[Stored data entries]
————————
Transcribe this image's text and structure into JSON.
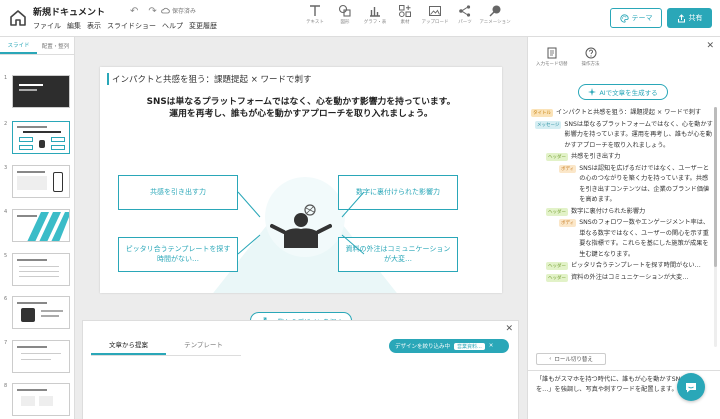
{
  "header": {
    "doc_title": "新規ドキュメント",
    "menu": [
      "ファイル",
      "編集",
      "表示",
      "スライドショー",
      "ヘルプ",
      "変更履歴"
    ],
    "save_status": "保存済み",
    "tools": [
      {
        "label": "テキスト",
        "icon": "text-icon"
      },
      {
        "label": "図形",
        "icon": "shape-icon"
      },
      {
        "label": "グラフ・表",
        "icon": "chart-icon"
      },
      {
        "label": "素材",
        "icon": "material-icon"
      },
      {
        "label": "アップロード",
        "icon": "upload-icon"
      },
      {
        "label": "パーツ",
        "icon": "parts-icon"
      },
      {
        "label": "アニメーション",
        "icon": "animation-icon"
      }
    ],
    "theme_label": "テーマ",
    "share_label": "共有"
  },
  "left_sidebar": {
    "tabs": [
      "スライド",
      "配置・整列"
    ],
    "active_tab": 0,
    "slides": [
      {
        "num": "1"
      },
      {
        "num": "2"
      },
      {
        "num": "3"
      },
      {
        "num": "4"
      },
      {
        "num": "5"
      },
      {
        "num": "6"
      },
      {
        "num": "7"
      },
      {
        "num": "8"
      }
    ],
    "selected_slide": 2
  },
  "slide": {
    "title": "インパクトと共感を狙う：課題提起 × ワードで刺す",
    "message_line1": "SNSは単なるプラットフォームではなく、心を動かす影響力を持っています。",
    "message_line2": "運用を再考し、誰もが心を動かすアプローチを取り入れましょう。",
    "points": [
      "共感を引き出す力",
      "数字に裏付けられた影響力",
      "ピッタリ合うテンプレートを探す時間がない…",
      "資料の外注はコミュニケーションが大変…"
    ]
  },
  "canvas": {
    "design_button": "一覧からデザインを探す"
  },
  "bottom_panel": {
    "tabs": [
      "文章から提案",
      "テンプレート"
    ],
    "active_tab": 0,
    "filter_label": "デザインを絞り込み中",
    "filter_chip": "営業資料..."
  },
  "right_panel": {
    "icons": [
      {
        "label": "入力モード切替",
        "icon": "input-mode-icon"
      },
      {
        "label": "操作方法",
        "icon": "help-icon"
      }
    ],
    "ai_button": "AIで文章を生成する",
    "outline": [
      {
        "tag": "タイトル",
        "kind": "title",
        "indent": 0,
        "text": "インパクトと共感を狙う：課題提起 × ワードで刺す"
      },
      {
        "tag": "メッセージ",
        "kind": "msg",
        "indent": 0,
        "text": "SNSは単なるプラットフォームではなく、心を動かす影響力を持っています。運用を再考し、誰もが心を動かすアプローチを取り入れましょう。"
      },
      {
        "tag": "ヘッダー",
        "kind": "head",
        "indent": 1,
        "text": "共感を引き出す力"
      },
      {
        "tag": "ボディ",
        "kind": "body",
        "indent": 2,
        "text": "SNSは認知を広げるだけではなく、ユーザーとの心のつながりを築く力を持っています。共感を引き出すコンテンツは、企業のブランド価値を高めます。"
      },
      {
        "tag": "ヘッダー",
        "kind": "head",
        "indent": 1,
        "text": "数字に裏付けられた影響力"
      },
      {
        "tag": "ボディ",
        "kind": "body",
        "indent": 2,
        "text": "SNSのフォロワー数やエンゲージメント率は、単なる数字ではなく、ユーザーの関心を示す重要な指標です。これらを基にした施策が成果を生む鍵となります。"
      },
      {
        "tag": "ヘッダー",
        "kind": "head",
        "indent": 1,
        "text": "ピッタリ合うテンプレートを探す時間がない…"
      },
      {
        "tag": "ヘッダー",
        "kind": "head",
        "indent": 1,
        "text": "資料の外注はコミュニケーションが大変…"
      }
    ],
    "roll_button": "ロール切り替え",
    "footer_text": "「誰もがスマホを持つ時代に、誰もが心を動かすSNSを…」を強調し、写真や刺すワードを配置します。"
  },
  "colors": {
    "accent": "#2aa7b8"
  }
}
————————
> EXERCISE BRIEF: From the listing above, collect each line in which the string "課題提起" appears.

> ANSWER TO THE PROBLEM:
    "title": "インパクトと共感を狙う：課題提起 × ワードで刺す",
        "text": "インパクトと共感を狙う：課題提起 × ワードで刺す"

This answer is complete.